— Start of The input —

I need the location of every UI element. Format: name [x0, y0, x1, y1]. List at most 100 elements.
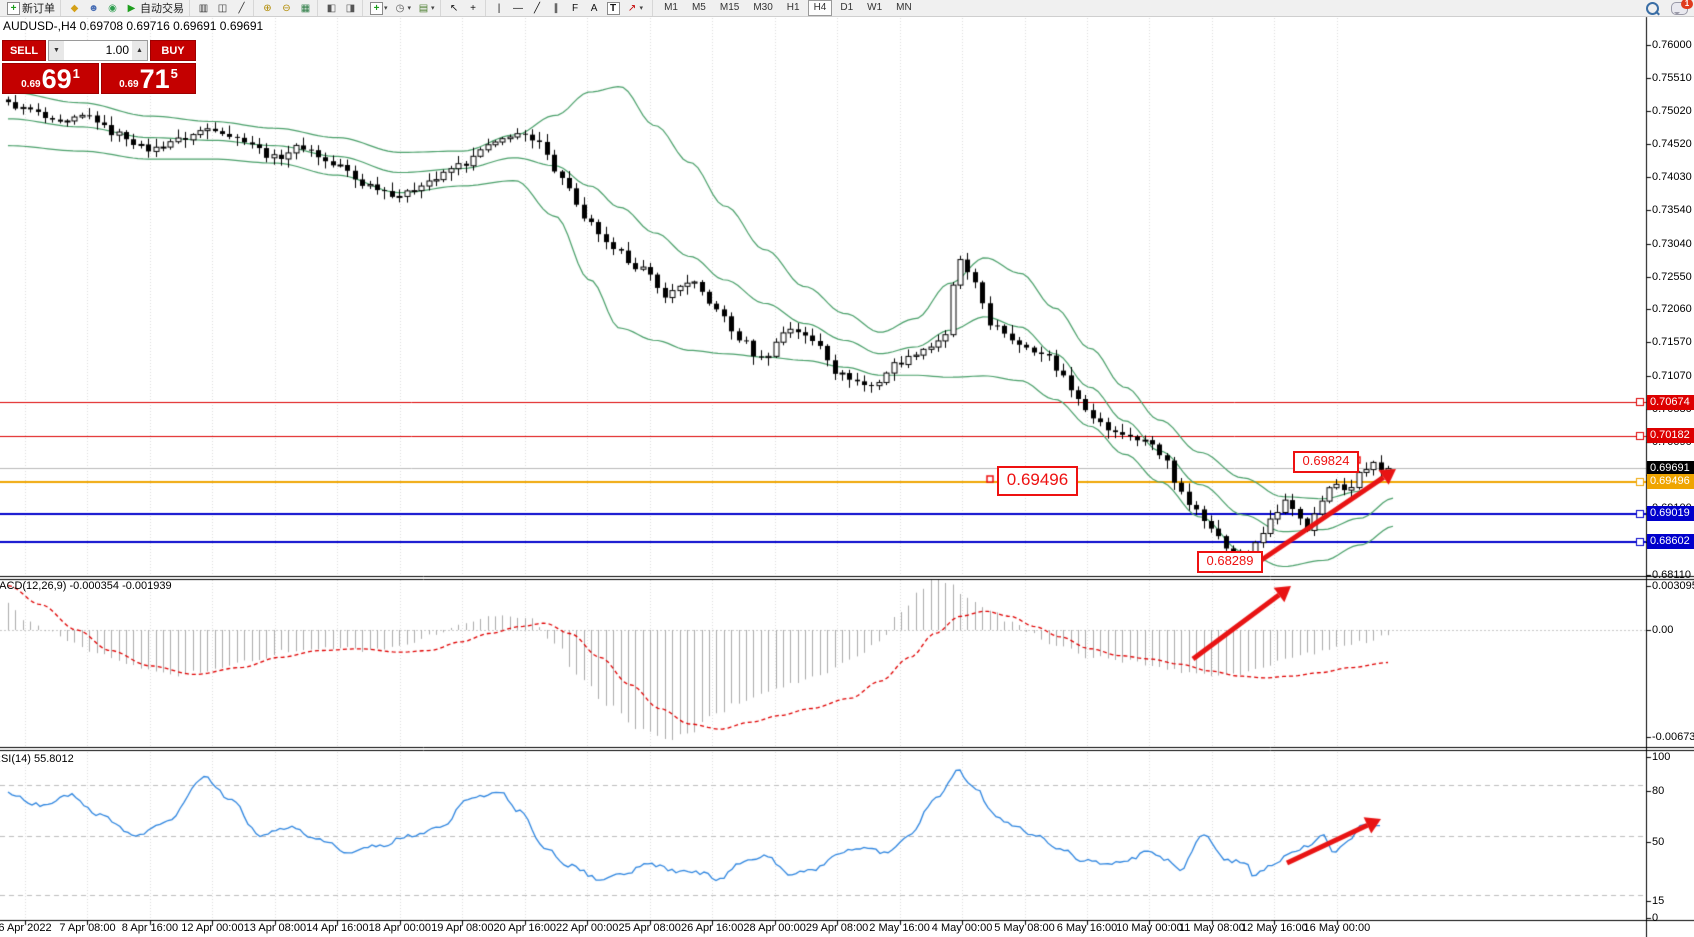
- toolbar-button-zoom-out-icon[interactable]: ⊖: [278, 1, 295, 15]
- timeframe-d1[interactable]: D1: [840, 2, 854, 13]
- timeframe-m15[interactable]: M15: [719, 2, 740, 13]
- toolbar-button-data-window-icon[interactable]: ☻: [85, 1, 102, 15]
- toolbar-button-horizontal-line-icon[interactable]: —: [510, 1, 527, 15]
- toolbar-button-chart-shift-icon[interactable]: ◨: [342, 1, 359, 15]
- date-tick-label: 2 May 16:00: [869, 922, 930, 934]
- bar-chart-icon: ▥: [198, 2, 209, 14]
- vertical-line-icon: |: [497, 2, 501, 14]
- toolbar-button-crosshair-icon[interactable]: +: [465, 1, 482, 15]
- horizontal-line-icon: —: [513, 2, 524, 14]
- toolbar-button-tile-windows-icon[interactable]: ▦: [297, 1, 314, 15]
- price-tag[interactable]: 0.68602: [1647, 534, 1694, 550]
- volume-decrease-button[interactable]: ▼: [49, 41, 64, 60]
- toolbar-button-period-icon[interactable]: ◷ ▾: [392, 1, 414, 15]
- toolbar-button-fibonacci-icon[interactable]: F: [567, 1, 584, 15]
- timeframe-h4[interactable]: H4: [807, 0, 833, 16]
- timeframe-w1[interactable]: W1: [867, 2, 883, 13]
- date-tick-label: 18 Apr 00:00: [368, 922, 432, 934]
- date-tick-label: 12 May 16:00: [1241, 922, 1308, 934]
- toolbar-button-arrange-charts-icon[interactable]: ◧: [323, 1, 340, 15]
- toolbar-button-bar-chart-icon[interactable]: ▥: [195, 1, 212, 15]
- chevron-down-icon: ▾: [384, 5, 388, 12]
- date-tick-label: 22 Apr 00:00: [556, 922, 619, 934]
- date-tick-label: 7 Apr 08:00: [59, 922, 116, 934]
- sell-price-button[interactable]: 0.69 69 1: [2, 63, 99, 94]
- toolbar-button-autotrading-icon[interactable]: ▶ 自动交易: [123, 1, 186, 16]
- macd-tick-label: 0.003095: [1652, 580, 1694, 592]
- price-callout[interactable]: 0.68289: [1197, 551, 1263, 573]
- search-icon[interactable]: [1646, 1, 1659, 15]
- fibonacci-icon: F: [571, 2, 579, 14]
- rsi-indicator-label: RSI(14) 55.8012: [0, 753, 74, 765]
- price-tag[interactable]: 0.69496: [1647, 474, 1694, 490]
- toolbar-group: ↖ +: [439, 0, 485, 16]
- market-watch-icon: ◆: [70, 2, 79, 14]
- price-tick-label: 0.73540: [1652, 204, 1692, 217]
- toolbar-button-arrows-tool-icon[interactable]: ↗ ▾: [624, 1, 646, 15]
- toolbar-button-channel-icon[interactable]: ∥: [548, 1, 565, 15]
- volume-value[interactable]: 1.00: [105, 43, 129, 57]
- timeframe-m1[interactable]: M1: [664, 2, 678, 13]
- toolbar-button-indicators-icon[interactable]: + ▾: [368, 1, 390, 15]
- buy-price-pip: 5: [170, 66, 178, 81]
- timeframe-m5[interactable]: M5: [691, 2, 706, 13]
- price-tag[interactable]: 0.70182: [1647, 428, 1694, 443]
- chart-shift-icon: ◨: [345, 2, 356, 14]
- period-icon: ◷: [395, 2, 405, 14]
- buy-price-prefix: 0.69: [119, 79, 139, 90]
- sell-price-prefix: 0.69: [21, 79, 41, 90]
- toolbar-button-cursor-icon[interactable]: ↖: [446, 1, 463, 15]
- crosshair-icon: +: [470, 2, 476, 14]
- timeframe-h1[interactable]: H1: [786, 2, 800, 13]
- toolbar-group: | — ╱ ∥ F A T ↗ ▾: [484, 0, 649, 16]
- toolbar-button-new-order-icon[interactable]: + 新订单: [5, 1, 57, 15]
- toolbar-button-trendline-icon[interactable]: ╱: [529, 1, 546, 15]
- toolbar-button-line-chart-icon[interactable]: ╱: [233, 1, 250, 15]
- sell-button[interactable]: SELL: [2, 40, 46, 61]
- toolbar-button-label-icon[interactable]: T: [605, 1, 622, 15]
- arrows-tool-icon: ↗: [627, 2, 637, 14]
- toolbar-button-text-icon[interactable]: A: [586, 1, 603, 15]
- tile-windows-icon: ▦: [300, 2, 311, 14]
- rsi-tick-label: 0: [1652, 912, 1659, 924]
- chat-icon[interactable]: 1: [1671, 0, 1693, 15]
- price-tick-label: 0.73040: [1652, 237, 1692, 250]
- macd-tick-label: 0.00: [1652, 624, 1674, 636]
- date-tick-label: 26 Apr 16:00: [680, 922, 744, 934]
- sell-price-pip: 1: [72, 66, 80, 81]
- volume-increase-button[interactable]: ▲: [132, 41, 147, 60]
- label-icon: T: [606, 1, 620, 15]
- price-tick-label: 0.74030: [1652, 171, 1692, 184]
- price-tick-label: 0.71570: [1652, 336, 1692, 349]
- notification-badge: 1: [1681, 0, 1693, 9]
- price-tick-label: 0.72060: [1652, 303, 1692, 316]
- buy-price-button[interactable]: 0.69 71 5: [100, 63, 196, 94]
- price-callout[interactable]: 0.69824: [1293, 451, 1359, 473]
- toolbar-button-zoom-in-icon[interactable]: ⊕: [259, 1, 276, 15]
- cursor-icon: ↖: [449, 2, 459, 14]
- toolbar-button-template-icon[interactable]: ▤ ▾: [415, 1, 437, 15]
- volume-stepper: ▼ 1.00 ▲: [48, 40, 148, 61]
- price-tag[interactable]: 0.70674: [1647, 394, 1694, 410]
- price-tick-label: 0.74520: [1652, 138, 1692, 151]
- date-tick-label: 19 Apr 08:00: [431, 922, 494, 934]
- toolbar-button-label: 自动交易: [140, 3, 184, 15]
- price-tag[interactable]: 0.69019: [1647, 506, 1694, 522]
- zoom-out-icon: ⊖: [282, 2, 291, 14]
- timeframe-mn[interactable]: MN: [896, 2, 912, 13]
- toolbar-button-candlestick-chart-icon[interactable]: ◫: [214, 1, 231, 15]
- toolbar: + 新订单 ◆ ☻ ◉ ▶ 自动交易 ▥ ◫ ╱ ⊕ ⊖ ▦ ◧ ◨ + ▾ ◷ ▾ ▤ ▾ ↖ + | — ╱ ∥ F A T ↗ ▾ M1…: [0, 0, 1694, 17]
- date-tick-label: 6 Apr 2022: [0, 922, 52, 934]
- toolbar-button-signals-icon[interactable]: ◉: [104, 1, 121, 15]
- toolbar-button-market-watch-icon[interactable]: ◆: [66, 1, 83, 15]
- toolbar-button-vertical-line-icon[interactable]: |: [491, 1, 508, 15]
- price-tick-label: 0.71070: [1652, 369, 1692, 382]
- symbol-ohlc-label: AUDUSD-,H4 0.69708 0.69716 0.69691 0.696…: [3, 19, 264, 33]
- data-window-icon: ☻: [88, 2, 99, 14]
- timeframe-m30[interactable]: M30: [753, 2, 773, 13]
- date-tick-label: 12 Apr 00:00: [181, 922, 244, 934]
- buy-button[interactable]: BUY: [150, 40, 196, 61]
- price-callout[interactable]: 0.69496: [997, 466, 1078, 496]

— End of The input —

### Aim of the exercise
Duplicate every entry above word for word, omitting the pictures.

### Task answer
I need the location of every UI element. Format: name [x0, y0, x1, y1]. List at most 100 elements.
- toolbar-button-zoom-out-icon[interactable]: ⊖: [278, 1, 295, 15]
- timeframe-d1[interactable]: D1: [840, 2, 854, 13]
- timeframe-m15[interactable]: M15: [719, 2, 740, 13]
- toolbar-button-data-window-icon[interactable]: ☻: [85, 1, 102, 15]
- toolbar-button-horizontal-line-icon[interactable]: —: [510, 1, 527, 15]
- toolbar-button-chart-shift-icon[interactable]: ◨: [342, 1, 359, 15]
- date-tick-label: 2 May 16:00: [869, 922, 930, 934]
- bar-chart-icon: ▥: [198, 2, 209, 14]
- vertical-line-icon: |: [497, 2, 501, 14]
- toolbar-button-crosshair-icon[interactable]: +: [465, 1, 482, 15]
- horizontal-line-icon: —: [513, 2, 524, 14]
- toolbar-button-tile-windows-icon[interactable]: ▦: [297, 1, 314, 15]
- price-tag[interactable]: 0.68602: [1647, 534, 1694, 550]
- volume-decrease-button[interactable]: ▼: [49, 41, 64, 60]
- toolbar-button-period-icon[interactable]: ◷ ▾: [392, 1, 414, 15]
- toolbar-button-fibonacci-icon[interactable]: F: [567, 1, 584, 15]
- timeframe-h4[interactable]: H4: [807, 0, 833, 16]
- timeframe-w1[interactable]: W1: [867, 2, 883, 13]
- date-tick-label: 18 Apr 00:00: [368, 922, 432, 934]
- date-tick-label: 12 May 16:00: [1241, 922, 1308, 934]
- toolbar-button-arrange-charts-icon[interactable]: ◧: [323, 1, 340, 15]
- toolbar-button-bar-chart-icon[interactable]: ▥: [195, 1, 212, 15]
- chevron-down-icon: ▾: [384, 5, 388, 12]
- date-tick-label: 22 Apr 00:00: [556, 922, 619, 934]
- date-tick-label: 7 Apr 08:00: [59, 922, 116, 934]
- sell-price-button[interactable]: 0.69 69 1: [2, 63, 99, 94]
- toolbar-button-autotrading-icon[interactable]: ▶ 自动交易: [123, 1, 186, 16]
- macd-tick-label: 0.003095: [1652, 580, 1694, 592]
- price-callout[interactable]: 0.68289: [1197, 551, 1263, 573]
- search-icon[interactable]: [1646, 1, 1659, 15]
- fibonacci-icon: F: [571, 2, 579, 14]
- rsi-indicator-label: RSI(14) 55.8012: [0, 753, 74, 765]
- price-tag[interactable]: 0.69496: [1647, 474, 1694, 490]
- toolbar-group: ↖ +: [439, 0, 485, 16]
- market-watch-icon: ◆: [70, 2, 79, 14]
- price-tick-label: 0.73540: [1652, 204, 1692, 217]
- toolbar-button-arrows-tool-icon[interactable]: ↗ ▾: [624, 1, 646, 15]
- toolbar-button-channel-icon[interactable]: ∥: [548, 1, 565, 15]
- volume-value[interactable]: 1.00: [105, 43, 129, 57]
- timeframe-m1[interactable]: M1: [664, 2, 678, 13]
- toolbar-button-indicators-icon[interactable]: + ▾: [368, 1, 390, 15]
- buy-price-pip: 5: [170, 66, 178, 81]
- timeframe-m5[interactable]: M5: [691, 2, 706, 13]
- price-tag[interactable]: 0.70182: [1647, 428, 1694, 443]
- chart-shift-icon: ◨: [345, 2, 356, 14]
- period-icon: ◷: [395, 2, 405, 14]
- buy-price-prefix: 0.69: [119, 79, 139, 90]
- sell-price-prefix: 0.69: [21, 79, 41, 90]
- toolbar-button-cursor-icon[interactable]: ↖: [446, 1, 463, 15]
- crosshair-icon: +: [470, 2, 476, 14]
- timeframe-h1[interactable]: H1: [786, 2, 800, 13]
- toolbar-group: | — ╱ ∥ F A T ↗ ▾: [484, 0, 649, 16]
- toolbar-button-new-order-icon[interactable]: + 新订单: [5, 1, 57, 15]
- toolbar-button-trendline-icon[interactable]: ╱: [529, 1, 546, 15]
- toolbar-button-line-chart-icon[interactable]: ╱: [233, 1, 250, 15]
- sell-button[interactable]: SELL: [2, 40, 46, 61]
- toolbar-button-label-icon[interactable]: T: [605, 1, 622, 15]
- arrows-tool-icon: ↗: [627, 2, 637, 14]
- toolbar-button-text-icon[interactable]: A: [586, 1, 603, 15]
- tile-windows-icon: ▦: [300, 2, 311, 14]
- rsi-tick-label: 0: [1652, 912, 1659, 924]
- chat-icon[interactable]: 1: [1671, 0, 1693, 15]
- price-tick-label: 0.73040: [1652, 237, 1692, 250]
- macd-tick-label: 0.00: [1652, 624, 1674, 636]
- date-tick-label: 26 Apr 16:00: [680, 922, 744, 934]
- sell-price-pip: 1: [72, 66, 80, 81]
- volume-increase-button[interactable]: ▲: [132, 41, 147, 60]
- label-icon: T: [606, 1, 620, 15]
- price-tick-label: 0.74030: [1652, 171, 1692, 184]
- price-tick-label: 0.71570: [1652, 336, 1692, 349]
- notification-badge: 1: [1681, 0, 1693, 9]
- price-tick-label: 0.72060: [1652, 303, 1692, 316]
- buy-price-button[interactable]: 0.69 71 5: [100, 63, 196, 94]
- price-callout[interactable]: 0.69824: [1293, 451, 1359, 473]
- toolbar-button-zoom-in-icon[interactable]: ⊕: [259, 1, 276, 15]
- cursor-icon: ↖: [449, 2, 459, 14]
- toolbar-button-template-icon[interactable]: ▤ ▾: [415, 1, 437, 15]
- volume-stepper: ▼ 1.00 ▲: [48, 40, 148, 61]
- price-tag[interactable]: 0.70674: [1647, 394, 1694, 410]
- price-tick-label: 0.74520: [1652, 138, 1692, 151]
- date-tick-label: 19 Apr 08:00: [431, 922, 494, 934]
- toolbar-button-label: 自动交易: [140, 3, 184, 15]
- price-tag[interactable]: 0.69019: [1647, 506, 1694, 522]
- zoom-out-icon: ⊖: [282, 2, 291, 14]
- timeframe-mn[interactable]: MN: [896, 2, 912, 13]
- toolbar-button-candlestick-chart-icon[interactable]: ◫: [214, 1, 231, 15]
- toolbar: + 新订单 ◆ ☻ ◉ ▶ 自动交易 ▥ ◫ ╱ ⊕ ⊖ ▦ ◧ ◨ + ▾ ◷ ▾ ▤ ▾ ↖ + | — ╱ ∥ F A T ↗ ▾ M1…: [0, 0, 1694, 17]
- date-tick-label: 6 Apr 2022: [0, 922, 52, 934]
- toolbar-button-signals-icon[interactable]: ◉: [104, 1, 121, 15]
- toolbar-button-market-watch-icon[interactable]: ◆: [66, 1, 83, 15]
- toolbar-button-vertical-line-icon[interactable]: |: [491, 1, 508, 15]
- price-tick-label: 0.71070: [1652, 369, 1692, 382]
- symbol-ohlc-label: AUDUSD-,H4 0.69708 0.69716 0.69691 0.696…: [3, 19, 264, 33]
- data-window-icon: ☻: [88, 2, 99, 14]
- timeframe-m30[interactable]: M30: [753, 2, 773, 13]
- date-tick-label: 12 Apr 00:00: [181, 922, 244, 934]
- buy-button[interactable]: BUY: [150, 40, 196, 61]
- price-callout[interactable]: 0.69496: [997, 466, 1078, 496]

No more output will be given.